- To be done -
Write out the full listing again, exactly as it stands.

#####

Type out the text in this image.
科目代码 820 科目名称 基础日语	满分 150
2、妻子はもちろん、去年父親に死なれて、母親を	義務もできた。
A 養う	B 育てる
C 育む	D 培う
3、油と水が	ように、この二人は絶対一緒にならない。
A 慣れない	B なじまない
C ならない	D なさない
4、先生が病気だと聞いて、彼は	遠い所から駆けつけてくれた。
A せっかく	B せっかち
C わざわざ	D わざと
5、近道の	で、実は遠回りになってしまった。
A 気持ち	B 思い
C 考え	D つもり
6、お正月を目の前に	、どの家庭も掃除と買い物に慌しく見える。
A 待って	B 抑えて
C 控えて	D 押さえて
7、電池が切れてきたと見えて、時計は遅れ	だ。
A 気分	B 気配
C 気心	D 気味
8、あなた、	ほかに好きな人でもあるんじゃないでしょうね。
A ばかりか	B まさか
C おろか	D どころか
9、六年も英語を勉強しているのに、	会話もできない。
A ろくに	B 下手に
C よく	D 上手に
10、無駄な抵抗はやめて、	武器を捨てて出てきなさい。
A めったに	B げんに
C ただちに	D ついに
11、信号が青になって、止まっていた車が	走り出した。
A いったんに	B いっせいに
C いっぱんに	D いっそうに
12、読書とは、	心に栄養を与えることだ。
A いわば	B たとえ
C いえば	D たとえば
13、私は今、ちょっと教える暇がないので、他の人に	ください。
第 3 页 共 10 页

#####

- Solution to this problem -
Type out the text in this image.
科目代码 820 科目名称 基础日语	满分 150
2、妻子はもちろん、去年父親に死なれて、母親を	義務もできた。
A 養う	B 育てる
C 育む	D 培う
3、油と水が	ように、この二人は絶対一緒にならない。
A 慣れない	B なじまない
C ならない	D なさない
4、先生が病気だと聞いて、彼は	遠い所から駆けつけてくれた。
A せっかく	B せっかち
C わざわざ	D わざと
5、近道の	で、実は遠回りになってしまった。
A 気持ち	B 思い
C 考え	D つもり
6、お正月を目の前に	、どの家庭も掃除と買い物に慌しく見える。
A 待って	B 抑えて
C 控えて	D 押さえて
7、電池が切れてきたと見えて、時計は遅れ	だ。
A 気分	B 気配
C 気心	D 気味
8、あなた、	ほかに好きな人でもあるんじゃないでしょうね。
A ばかりか	B まさか
C おろか	D どころか
9、六年も英語を勉強しているのに、	会話もできない。
A ろくに	B 下手に
C よく	D 上手に
10、無駄な抵抗はやめて、	武器を捨てて出てきなさい。
A めったに	B げんに
C ただちに	D ついに
11、信号が青になって、止まっていた車が	走り出した。
A いったんに	B いっせいに
C いっぱんに	D いっそうに
12、読書とは、	心に栄養を与えることだ。
A いわば	B たとえ
C いえば	D たとえば
13、私は今、ちょっと教える暇がないので、他の人に	ください。
第 3 页 共 10 页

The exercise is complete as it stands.